(Records contained in a dataset)
%%

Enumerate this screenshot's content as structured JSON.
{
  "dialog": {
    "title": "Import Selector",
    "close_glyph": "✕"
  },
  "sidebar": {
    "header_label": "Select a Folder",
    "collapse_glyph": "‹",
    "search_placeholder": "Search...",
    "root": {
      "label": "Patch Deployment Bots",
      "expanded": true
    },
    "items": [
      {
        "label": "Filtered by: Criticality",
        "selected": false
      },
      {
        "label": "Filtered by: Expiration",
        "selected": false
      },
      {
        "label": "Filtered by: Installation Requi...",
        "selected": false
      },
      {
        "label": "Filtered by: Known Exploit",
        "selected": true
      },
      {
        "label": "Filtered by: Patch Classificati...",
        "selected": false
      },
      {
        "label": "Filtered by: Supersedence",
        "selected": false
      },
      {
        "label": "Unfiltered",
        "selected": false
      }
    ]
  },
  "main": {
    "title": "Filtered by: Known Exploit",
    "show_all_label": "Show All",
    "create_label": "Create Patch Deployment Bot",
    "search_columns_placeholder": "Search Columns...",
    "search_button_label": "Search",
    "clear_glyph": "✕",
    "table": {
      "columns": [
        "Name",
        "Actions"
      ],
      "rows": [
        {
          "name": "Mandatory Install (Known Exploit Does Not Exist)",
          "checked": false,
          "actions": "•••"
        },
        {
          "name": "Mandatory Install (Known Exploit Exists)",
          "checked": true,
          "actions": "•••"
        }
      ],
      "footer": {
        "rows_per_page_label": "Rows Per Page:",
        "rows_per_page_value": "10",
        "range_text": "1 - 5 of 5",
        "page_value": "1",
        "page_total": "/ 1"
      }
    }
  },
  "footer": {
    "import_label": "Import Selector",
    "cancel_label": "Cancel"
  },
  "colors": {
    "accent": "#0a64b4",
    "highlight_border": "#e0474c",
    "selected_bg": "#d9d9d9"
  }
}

%%
%%

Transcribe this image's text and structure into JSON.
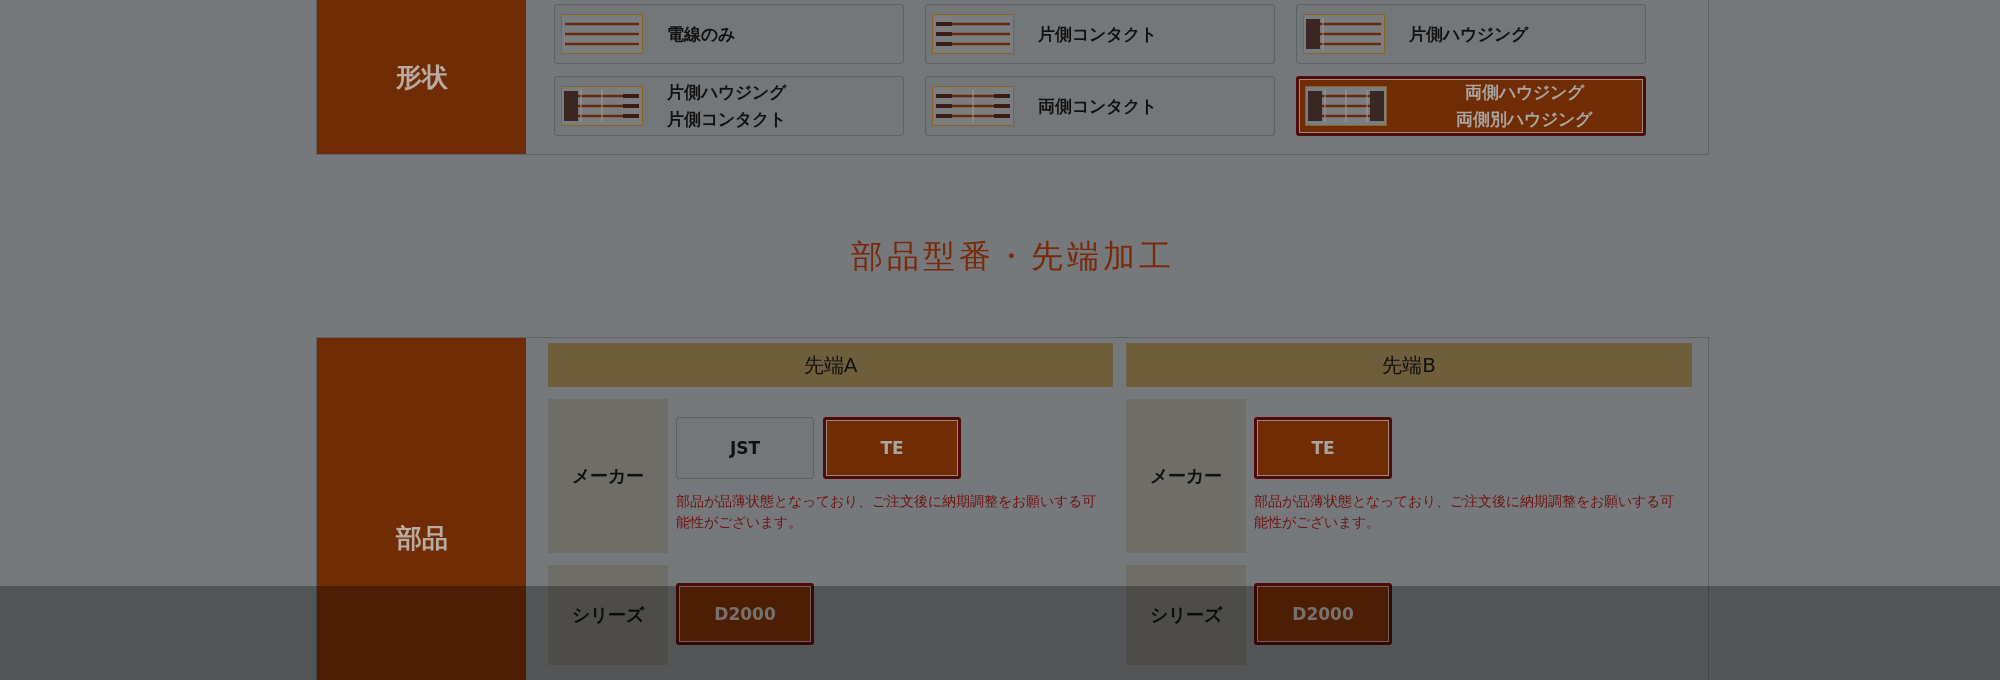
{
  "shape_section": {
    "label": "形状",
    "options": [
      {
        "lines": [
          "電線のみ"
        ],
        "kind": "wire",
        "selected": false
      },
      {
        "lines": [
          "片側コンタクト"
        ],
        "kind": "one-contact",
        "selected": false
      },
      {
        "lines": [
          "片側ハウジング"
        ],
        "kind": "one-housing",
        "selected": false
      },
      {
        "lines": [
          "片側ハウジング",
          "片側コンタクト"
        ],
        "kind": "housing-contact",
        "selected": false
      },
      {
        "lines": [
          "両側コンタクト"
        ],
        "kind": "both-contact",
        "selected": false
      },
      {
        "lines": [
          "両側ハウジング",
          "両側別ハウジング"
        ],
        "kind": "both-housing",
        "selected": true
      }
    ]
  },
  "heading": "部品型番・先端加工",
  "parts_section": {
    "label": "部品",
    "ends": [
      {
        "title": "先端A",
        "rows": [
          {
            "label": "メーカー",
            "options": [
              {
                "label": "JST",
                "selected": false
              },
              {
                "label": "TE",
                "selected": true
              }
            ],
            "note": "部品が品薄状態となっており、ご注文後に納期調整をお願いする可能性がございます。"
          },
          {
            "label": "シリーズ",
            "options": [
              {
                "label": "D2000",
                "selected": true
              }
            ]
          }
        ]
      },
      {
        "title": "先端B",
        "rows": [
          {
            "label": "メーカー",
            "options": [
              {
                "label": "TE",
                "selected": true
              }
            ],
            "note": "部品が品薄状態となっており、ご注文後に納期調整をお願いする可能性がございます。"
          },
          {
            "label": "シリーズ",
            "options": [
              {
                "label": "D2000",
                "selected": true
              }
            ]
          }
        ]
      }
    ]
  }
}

%%
%%

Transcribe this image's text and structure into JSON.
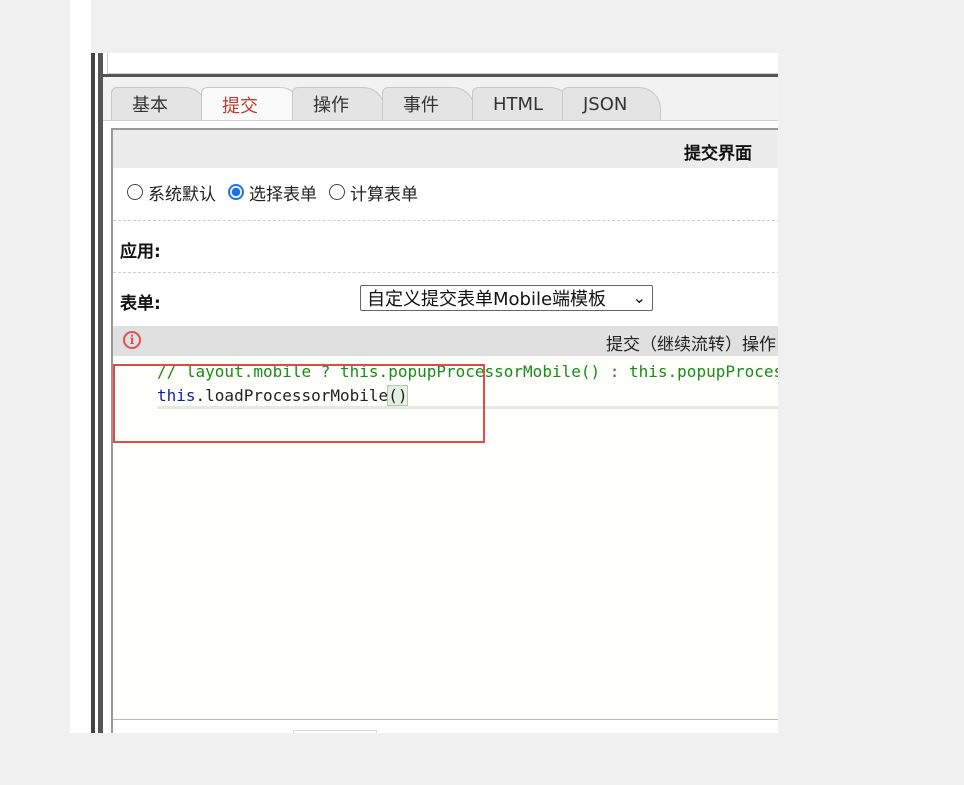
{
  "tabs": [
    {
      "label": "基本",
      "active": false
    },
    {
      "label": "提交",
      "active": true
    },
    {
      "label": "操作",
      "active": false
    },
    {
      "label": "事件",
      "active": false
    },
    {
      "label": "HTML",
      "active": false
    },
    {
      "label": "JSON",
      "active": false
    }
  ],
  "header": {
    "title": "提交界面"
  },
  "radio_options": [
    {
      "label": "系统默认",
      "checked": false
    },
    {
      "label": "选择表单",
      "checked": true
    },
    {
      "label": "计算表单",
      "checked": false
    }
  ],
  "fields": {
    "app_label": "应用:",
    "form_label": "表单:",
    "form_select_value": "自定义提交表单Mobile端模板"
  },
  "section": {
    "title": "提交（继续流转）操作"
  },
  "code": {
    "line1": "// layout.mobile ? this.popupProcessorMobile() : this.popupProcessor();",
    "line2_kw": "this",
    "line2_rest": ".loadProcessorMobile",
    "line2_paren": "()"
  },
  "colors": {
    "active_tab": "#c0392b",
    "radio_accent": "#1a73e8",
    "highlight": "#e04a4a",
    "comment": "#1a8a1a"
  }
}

%%

TASK TO CARRY OUT >> Search the records for the string "housing" and return every line in which it occurs.

RESULT BELOW >>
        "kind": "one-housing",
        "kind": "housing-contact",
        "kind": "both-housing",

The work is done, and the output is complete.